### Record set:
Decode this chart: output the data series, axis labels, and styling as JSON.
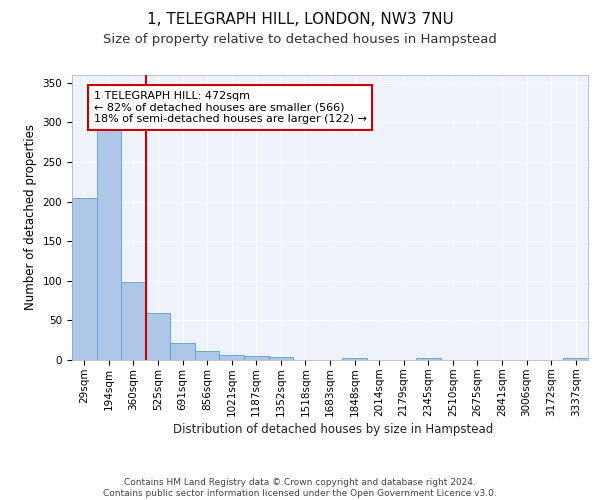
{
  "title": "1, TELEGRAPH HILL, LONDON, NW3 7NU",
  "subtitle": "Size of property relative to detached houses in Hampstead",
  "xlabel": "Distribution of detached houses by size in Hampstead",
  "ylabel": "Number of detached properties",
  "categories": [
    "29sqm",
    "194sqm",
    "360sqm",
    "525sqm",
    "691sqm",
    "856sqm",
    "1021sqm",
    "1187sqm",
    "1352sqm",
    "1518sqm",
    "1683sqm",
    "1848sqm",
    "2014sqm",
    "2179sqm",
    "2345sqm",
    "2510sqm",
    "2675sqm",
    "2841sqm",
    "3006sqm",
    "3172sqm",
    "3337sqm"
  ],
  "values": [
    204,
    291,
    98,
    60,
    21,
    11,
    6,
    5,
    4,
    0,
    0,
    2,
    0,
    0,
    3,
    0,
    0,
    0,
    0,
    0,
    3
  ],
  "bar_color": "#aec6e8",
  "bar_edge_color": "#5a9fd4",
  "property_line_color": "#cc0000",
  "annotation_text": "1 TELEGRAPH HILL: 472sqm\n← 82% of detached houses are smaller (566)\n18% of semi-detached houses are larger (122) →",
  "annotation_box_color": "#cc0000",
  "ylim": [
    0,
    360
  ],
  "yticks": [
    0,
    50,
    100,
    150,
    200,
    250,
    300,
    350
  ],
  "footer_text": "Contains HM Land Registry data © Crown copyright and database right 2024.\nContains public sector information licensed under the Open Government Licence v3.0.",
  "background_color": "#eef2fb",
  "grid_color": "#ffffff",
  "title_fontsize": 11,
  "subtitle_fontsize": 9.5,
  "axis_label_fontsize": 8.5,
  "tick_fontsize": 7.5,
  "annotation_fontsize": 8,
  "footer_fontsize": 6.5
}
---
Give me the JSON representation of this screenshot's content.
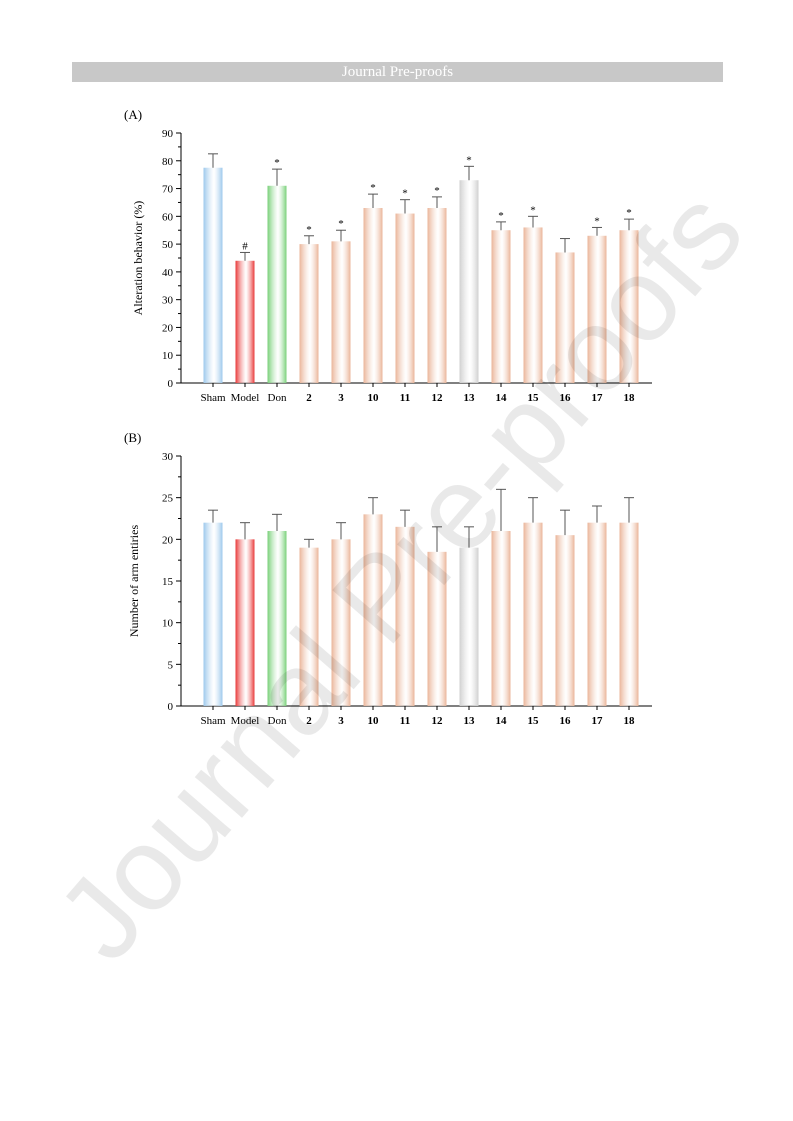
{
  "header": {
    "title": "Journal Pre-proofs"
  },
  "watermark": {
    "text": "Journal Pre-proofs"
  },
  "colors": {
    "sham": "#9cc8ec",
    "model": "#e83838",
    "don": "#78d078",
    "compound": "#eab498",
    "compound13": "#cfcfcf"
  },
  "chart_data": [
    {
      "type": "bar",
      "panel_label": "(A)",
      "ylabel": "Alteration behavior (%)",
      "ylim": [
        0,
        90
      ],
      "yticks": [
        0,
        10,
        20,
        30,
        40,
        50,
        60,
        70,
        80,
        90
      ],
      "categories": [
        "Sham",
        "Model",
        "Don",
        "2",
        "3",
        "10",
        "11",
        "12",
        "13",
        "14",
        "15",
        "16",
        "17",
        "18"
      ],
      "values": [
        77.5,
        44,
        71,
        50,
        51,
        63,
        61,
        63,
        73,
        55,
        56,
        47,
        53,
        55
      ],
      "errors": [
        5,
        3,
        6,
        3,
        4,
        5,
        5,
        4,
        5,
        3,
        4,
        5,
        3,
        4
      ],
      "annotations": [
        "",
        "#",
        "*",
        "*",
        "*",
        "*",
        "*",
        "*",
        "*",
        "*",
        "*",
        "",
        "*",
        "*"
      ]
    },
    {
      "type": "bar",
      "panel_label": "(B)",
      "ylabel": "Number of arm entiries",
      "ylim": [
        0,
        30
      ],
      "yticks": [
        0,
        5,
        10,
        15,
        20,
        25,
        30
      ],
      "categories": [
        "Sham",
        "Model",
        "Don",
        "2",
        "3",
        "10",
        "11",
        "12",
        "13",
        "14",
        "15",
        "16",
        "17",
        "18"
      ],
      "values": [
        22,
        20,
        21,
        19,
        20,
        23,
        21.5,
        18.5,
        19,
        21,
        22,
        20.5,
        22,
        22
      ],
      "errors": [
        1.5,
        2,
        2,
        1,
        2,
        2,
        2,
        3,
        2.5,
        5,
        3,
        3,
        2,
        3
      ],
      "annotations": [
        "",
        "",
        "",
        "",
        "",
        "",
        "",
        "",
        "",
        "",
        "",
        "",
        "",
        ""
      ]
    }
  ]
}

### Exercise:
From the data above, pick out each line containing "JSON" and copy it.

### Finished exercise:
Decode this chart: output the data series, axis labels, and styling as JSON.
Give me the JSON representation of this screenshot's content.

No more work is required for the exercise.